start

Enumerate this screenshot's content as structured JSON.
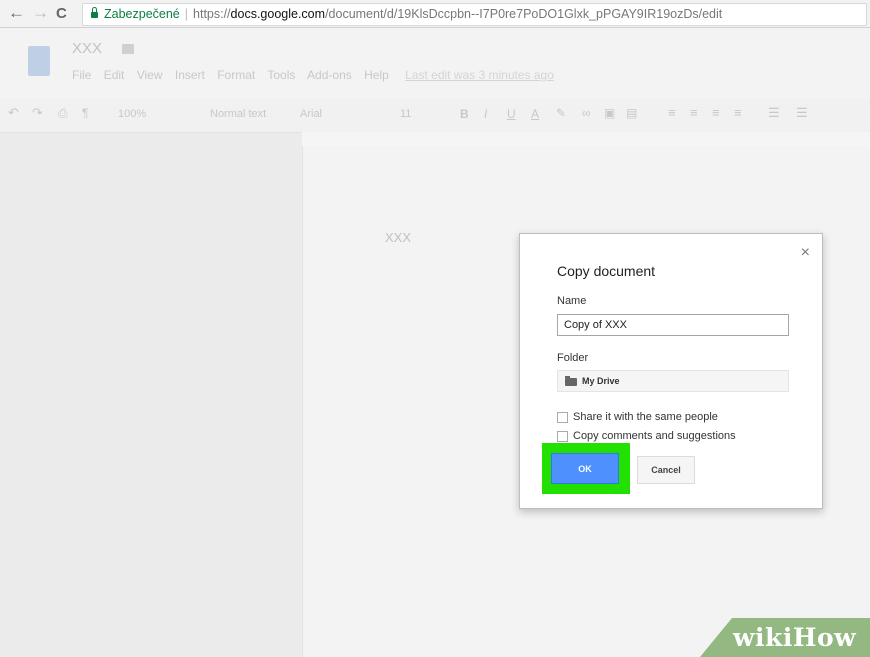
{
  "browser": {
    "back_icon": "←",
    "forward_icon": "→",
    "reload_icon": "C",
    "secure_label": "Zabezpečené",
    "url_prefix": "https://",
    "url_domain": "docs.google.com",
    "url_path": "/document/d/19KlsDccpbn--I7P0re7PoDO1Glxk_pPGAY9IR19ozDs/edit"
  },
  "doc": {
    "title": "XXX",
    "menus": [
      "File",
      "Edit",
      "View",
      "Insert",
      "Format",
      "Tools",
      "Add-ons",
      "Help"
    ],
    "last_edit": "Last edit was 3 minutes ago",
    "toolbar": {
      "zoom": "100%",
      "style": "Normal text",
      "font": "Arial",
      "size": "11"
    },
    "body_text": "XXX"
  },
  "dialog": {
    "title": "Copy document",
    "close_icon": "×",
    "name_label": "Name",
    "name_value": "Copy of XXX",
    "folder_label": "Folder",
    "folder_value": "My Drive",
    "share_label": "Share it with the same people",
    "share_checked": false,
    "comments_label": "Copy comments and suggestions",
    "comments_checked": false,
    "ok_label": "OK",
    "cancel_label": "Cancel"
  },
  "highlight_color": "#22e000",
  "watermark": "wikiHow"
}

end

From the listing, tally every line with the word "false" in it and give only the tally.

▶ [Exercise answer] 2